### ИСХОДНЫЙ ТЕКСТ
====

Видеть точно такую же ситуацию сейчас, но уже со мной в роли умудренного опытом ветерана, не значит испытывать негатив, зависть или горечь. Напротив, я стараюсь помочь всем, чем могу, будущему поколению игроков, даже если иногда бывает обидно и досадно видеть, как они не могут сделать что-то, что элементарно для старших игроков.
Несколько лет назад я всерьез раздумывал над тем, чтобы бросить футбол раз и навсегда, чтобы удовлетворить другие свои желания, но однажды внезапное просветление вынудило меня передумать. Иногда, когда матчи стоят один за другим, ты едва видишься с семьей, или играешь не так уж здорово. Результаты команды тем временем идут на спад, бывает, что все это разом может обратиться в тяжкий груз, не дающий покоя. Позднее я осознал, что в мои двери стучится депрессия, и моим ответом на ее зов была мысль о том, что я был бы гораздо счастливее, займись я чем-нибудь другим. Стоя в туннеле «Энфилда» перед матчем с «Ливерпулем», я вдруг почувствовал себя «в поисках утраченного времени», если вспоминать Марселя Пруста. Когда тренер выдал каждому игроку по мячу, я поднял свой к лицу и понюхал его. Не спрашивайте, почему – я никогда не делал этого, будучи профессионалом, ни до, ни после. Мяч был совершенно новым и выглядел так маняще. Запах вернул меня к тому состоянию и моменту, когда мама с папой подарили мне один из первых моих полноразмерных футбольных мячей, Adidas Tango. Каждый знает запах нового футбольного мяча, и в тот момент он внезапно вдохновил меня и напомнил обо всех причинах, по которым я хотел играть в футбол – он пах счастливыми и такими знакомыми временами. По мере того как шум стадиона нарастал и до меня донеслись первые узнаваемые аккорды You’ll Never Walk Alone, я сказал самому себе, что буду помнить об этом моменте так долго, как только смогу.

====

### ЗАДАНИЕ 1
Какой мяч, согласно тексту о футболе, мама с папой подарили в числе первых полноразмерных футбольных мячей?
### ЗАДАНИЕ 2
Перепишите из текста о футболе фрагмент, начиная со слов «Видеть точно такую» и заканчивая словами «для старших игроков.».

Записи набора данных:

====

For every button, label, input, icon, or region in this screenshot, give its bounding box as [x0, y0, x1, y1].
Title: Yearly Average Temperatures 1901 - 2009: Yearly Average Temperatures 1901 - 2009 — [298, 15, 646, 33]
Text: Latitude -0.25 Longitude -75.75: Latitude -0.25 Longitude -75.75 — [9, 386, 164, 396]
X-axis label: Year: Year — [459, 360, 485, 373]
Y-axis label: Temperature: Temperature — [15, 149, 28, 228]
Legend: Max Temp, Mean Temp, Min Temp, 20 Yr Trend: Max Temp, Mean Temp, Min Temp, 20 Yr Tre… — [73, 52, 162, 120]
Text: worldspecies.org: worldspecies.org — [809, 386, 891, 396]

====

### ОТВЕТ 1
Adidas Tango.

### ОТВЕТ 2
Видеть точно такую же ситуацию сейчас, но уже со мной в роли умудренного опытом ветерана, не значит испытывать негатив, зависть или горечь. Напротив, я стараюсь помочь всем, чем могу, будущему поколению игроков, даже если иногда бывает обидно и досадно видеть, как они не могут сделать что-то, что элементарно для старших игроков.